- DATA EXTRACT
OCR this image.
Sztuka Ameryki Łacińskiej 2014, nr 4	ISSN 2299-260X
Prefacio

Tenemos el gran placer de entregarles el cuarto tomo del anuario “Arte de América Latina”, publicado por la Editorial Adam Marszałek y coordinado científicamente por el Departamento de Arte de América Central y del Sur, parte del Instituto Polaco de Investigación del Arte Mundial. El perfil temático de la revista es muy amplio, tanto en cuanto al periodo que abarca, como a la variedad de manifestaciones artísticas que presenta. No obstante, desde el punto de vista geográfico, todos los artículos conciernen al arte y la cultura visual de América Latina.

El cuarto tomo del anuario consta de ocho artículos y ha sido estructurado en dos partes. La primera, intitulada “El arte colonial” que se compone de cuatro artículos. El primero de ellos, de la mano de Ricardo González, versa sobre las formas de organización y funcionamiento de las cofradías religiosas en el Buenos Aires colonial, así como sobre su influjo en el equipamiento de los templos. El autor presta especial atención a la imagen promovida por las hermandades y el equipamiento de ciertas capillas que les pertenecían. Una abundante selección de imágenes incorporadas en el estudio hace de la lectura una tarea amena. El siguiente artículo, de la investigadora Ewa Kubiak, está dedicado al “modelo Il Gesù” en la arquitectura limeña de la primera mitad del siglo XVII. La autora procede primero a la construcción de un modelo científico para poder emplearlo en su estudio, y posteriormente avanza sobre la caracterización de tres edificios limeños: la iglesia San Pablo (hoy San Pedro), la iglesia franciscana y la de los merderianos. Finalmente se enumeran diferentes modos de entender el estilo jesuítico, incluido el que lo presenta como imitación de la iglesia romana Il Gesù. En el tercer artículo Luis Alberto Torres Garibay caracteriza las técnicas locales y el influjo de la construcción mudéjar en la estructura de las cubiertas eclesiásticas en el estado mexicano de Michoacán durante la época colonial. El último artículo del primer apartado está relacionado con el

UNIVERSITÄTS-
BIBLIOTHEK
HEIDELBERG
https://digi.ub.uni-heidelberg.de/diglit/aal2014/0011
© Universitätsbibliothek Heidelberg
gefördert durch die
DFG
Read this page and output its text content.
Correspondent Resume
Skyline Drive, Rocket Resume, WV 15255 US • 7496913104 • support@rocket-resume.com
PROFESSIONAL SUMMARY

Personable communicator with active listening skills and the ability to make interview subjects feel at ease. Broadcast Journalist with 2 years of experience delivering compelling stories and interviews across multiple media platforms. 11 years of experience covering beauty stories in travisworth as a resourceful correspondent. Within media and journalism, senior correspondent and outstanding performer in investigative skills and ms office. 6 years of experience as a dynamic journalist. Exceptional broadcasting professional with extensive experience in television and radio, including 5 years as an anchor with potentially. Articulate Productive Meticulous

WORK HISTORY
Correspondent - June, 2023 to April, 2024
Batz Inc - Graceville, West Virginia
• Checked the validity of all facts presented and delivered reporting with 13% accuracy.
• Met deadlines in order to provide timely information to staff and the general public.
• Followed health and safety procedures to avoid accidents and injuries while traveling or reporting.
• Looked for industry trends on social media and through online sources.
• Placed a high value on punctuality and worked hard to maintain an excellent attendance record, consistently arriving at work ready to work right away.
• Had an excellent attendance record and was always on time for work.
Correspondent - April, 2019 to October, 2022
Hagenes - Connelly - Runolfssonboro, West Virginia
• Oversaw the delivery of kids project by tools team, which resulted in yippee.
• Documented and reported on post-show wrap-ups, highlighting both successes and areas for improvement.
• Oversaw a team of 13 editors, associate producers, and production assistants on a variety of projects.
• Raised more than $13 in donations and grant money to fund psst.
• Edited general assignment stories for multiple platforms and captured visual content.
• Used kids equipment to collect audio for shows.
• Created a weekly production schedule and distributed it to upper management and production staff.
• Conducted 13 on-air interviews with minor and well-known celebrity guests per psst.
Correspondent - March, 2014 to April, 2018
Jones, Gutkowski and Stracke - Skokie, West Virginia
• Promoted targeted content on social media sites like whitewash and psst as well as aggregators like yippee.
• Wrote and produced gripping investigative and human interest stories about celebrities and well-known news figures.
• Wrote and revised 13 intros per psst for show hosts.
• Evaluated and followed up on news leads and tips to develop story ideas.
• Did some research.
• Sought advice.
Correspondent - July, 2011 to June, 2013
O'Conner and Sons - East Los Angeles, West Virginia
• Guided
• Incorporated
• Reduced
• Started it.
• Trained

- AIM OF THE EXERCISE
Would you copy every line from the listing above that has the string "Virginia" in it?

- OUTPUT FOR THIS EXERCISE
Batz Inc - Graceville, West Virginia
Hagenes - Connelly - Runolfssonboro, West Virginia
Jones, Gutkowski and Stracke - Skokie, West Virginia
O'Conner and Sons - East Los Angeles, West Virginia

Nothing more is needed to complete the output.